Locate the string "Time" in the listing below. Copy every line where it is found.

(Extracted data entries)
━━━

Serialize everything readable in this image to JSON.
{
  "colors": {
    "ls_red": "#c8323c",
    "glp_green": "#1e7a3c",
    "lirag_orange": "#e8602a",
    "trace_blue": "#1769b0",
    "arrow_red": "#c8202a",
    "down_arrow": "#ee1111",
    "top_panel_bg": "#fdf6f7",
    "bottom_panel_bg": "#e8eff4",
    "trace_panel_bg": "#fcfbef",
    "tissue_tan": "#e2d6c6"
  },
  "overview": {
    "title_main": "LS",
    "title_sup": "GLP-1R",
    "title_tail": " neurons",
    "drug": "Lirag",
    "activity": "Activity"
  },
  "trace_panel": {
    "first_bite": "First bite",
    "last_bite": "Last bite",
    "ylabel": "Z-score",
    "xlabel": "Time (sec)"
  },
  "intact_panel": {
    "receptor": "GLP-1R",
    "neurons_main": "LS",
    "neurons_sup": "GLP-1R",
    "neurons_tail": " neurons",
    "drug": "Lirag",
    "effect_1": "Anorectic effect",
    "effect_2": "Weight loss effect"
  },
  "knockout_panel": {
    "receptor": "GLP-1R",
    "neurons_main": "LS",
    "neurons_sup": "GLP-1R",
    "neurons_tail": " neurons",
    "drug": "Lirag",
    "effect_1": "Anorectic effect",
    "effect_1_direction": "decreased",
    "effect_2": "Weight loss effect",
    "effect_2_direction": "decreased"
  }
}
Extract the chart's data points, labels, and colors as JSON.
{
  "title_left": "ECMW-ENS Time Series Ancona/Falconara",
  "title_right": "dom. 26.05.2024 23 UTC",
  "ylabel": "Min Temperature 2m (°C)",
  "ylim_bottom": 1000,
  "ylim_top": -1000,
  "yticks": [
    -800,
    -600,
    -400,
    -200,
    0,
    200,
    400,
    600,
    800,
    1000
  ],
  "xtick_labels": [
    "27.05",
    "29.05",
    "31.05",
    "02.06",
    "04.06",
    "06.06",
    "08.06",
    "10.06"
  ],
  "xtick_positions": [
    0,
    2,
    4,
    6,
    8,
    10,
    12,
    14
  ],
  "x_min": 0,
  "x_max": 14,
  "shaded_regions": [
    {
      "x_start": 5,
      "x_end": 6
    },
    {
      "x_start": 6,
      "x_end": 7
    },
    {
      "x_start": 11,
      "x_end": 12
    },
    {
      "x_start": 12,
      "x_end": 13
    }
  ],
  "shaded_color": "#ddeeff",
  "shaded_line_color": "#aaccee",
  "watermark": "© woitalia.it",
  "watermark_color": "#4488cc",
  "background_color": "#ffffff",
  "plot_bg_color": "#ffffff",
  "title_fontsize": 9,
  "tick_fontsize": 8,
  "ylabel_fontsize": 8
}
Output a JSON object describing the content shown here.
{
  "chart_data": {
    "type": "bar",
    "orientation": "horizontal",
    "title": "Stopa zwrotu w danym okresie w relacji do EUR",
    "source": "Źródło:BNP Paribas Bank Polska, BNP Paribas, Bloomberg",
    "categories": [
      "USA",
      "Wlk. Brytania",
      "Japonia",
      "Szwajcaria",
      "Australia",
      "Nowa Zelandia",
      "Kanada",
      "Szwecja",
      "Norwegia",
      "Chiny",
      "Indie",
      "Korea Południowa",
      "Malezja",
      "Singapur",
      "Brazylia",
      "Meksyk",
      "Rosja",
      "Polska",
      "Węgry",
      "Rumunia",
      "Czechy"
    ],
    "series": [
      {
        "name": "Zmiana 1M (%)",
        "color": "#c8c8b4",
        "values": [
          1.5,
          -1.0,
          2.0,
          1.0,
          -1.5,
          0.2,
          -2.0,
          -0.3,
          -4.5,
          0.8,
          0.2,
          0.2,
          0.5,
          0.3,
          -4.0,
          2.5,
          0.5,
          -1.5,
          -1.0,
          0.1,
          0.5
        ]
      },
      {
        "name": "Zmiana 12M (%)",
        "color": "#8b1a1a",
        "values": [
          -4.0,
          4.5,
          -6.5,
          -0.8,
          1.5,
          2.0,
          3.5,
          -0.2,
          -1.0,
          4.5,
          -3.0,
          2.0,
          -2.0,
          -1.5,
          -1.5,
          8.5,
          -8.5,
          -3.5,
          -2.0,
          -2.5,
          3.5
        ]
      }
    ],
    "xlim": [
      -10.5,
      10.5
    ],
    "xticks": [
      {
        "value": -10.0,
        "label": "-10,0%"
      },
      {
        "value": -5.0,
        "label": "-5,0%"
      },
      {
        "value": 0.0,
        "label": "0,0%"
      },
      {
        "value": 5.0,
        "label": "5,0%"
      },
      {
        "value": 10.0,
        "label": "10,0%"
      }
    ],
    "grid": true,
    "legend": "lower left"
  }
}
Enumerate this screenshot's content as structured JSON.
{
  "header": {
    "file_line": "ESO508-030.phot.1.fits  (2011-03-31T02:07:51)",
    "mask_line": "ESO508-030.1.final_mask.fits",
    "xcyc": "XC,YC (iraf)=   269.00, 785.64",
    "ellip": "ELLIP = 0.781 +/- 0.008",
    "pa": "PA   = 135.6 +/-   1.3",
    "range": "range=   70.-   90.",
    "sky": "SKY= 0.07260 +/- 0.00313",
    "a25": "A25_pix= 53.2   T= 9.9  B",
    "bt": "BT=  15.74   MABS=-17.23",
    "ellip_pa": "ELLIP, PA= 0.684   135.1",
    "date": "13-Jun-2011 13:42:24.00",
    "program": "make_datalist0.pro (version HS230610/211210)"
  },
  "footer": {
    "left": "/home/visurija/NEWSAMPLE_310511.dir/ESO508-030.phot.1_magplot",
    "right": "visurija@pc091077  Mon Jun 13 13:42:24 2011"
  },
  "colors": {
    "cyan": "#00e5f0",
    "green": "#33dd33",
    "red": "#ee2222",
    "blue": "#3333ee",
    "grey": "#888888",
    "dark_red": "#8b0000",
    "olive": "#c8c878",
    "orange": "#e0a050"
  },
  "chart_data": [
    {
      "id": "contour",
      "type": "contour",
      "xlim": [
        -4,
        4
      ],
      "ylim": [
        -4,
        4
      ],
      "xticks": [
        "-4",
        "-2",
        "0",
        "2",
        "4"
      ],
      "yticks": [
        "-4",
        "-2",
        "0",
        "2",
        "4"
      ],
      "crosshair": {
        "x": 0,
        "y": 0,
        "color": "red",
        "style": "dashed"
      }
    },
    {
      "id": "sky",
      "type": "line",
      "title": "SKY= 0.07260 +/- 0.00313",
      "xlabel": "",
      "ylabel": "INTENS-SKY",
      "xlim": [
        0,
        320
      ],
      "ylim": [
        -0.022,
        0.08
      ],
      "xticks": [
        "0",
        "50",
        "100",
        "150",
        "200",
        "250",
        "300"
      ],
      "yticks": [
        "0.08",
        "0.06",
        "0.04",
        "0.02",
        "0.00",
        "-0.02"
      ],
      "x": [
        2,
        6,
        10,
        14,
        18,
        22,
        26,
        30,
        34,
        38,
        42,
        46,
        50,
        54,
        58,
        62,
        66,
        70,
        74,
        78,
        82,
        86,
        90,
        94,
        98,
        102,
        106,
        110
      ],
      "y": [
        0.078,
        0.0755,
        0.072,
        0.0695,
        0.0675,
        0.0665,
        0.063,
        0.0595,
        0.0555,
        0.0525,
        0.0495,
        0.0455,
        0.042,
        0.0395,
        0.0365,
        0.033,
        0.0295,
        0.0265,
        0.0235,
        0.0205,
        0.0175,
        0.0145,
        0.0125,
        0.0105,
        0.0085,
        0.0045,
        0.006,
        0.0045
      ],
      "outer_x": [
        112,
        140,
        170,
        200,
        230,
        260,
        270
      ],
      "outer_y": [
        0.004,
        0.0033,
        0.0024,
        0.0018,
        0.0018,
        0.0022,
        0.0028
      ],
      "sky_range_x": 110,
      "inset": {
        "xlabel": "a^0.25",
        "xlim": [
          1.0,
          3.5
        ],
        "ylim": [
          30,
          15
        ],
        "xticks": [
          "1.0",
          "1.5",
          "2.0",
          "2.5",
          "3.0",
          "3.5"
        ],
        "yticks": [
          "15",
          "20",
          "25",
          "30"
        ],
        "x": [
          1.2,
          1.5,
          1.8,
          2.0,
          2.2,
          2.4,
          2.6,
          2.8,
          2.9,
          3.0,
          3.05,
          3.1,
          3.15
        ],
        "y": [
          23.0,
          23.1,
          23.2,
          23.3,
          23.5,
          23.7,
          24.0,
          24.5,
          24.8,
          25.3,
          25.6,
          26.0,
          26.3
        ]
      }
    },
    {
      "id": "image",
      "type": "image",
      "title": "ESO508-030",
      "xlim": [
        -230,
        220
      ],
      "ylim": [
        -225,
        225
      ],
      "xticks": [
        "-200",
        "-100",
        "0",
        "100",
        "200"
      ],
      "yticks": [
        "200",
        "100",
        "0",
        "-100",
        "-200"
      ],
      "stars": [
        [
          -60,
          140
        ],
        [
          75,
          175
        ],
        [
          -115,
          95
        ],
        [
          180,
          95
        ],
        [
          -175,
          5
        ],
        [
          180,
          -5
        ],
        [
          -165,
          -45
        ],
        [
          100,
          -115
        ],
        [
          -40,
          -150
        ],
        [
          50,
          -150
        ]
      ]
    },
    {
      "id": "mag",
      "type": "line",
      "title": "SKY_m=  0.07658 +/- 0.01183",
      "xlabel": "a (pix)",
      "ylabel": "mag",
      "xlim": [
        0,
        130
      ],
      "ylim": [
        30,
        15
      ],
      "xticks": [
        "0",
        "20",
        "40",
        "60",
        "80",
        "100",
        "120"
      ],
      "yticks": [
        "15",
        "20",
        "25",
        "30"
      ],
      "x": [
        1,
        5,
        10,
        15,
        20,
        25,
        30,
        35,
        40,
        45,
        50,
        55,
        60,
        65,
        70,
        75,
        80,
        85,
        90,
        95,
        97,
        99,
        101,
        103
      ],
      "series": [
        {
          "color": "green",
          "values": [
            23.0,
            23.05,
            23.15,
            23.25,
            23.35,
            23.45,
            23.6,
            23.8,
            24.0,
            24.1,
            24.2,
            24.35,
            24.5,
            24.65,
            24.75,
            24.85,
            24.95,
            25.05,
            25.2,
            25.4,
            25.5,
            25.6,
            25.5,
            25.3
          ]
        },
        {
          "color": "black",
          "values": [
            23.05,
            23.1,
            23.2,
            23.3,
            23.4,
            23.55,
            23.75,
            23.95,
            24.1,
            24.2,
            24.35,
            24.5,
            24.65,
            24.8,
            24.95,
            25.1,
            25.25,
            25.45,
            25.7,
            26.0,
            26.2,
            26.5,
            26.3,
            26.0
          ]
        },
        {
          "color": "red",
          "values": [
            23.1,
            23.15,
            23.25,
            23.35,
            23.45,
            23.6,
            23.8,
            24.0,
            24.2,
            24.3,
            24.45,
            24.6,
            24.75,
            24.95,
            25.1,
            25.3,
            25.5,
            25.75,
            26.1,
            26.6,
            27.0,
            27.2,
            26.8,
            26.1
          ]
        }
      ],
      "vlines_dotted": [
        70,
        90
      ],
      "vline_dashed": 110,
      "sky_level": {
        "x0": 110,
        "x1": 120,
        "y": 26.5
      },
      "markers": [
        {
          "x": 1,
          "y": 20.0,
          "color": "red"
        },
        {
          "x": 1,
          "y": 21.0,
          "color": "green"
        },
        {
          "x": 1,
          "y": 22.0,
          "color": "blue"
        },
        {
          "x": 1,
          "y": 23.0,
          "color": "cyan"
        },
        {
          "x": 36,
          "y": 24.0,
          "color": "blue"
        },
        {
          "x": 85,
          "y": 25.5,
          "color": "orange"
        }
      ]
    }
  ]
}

━━━

* SOLUTION FOR THIS TASK:
    "xlabel": "Time (sec)"
  "title_left": "ECMW-ENS Time Series Ancona/Falconara",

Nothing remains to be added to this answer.